**Task**
Write the material out again in full, word for word. Do not include the pictures.

::: Supplied material :::

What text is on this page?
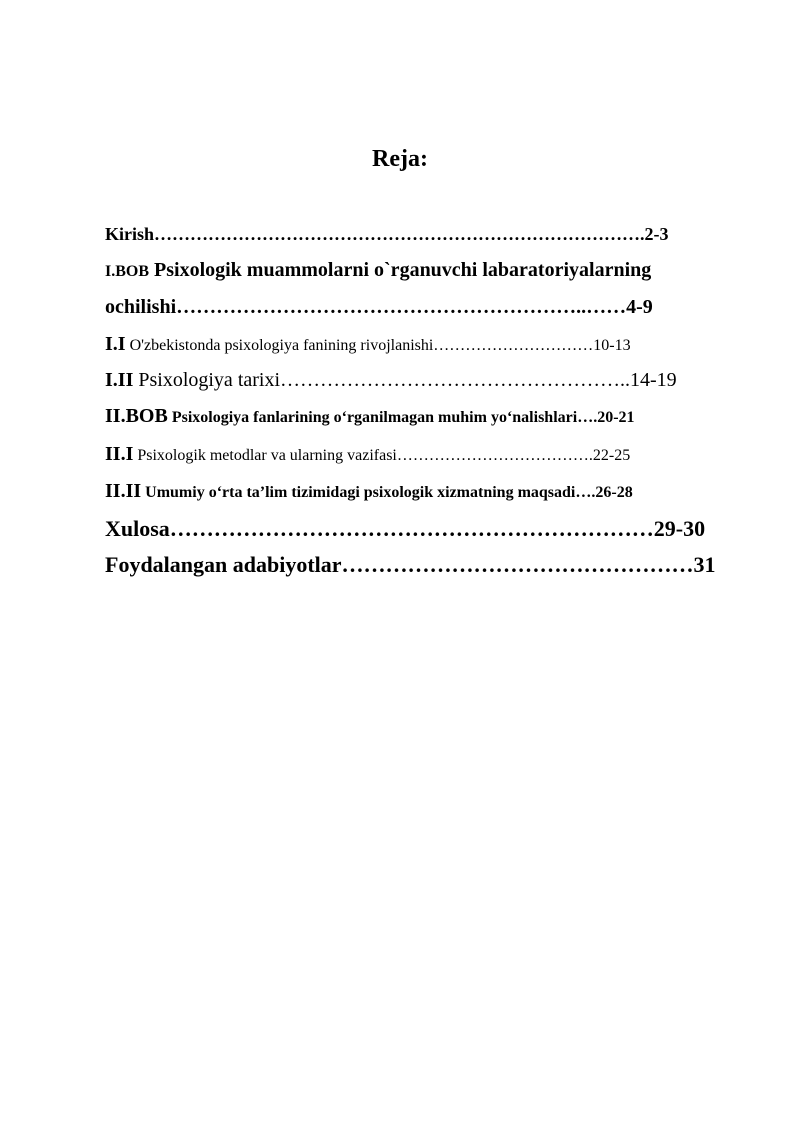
Reja:
Kirish……………………………………………………………………….2-3
I.BOB Psixologik muammolarni o`rganuvchi labaratoriyalarning
ochilishi……………………………………………………..……4-9
I.I O'zbekistonda psixologiya fanining rivojlanishi…………………………10-13
I.II Psixologiya tarixi……………………………………………..14-19
II.BOB Psixologiya fanlarining o‘rganilmagan muhim yo‘nalishlari….20-21
II.I Psixologik metodlar va ularning vazifasi……………………………….22-25
II.II Umumiy o‘rta ta’lim tizimidagi psixologik xizmatning maqsadi….26-28
Xulosa…………………………………………………………29-30
Foydalangan adabiyotlar…………………………………………31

:::

**Answer to the problem**
What text is on this page?
Reja:
Kirish……………………………………………………………………….2-3
I.BOB Psixologik muammolarni o`rganuvchi labaratoriyalarning
ochilishi……………………………………………………..……4-9
I.I O'zbekistonda psixologiya fanining rivojlanishi…………………………10-13
I.II Psixologiya tarixi……………………………………………..14-19
II.BOB Psixologiya fanlarining o‘rganilmagan muhim yo‘nalishlari….20-21
II.I Psixologik metodlar va ularning vazifasi……………………………….22-25
II.II Umumiy o‘rta ta’lim tizimidagi psixologik xizmatning maqsadi….26-28
Xulosa…………………………………………………………29-30
Foydalangan adabiyotlar…………………………………………31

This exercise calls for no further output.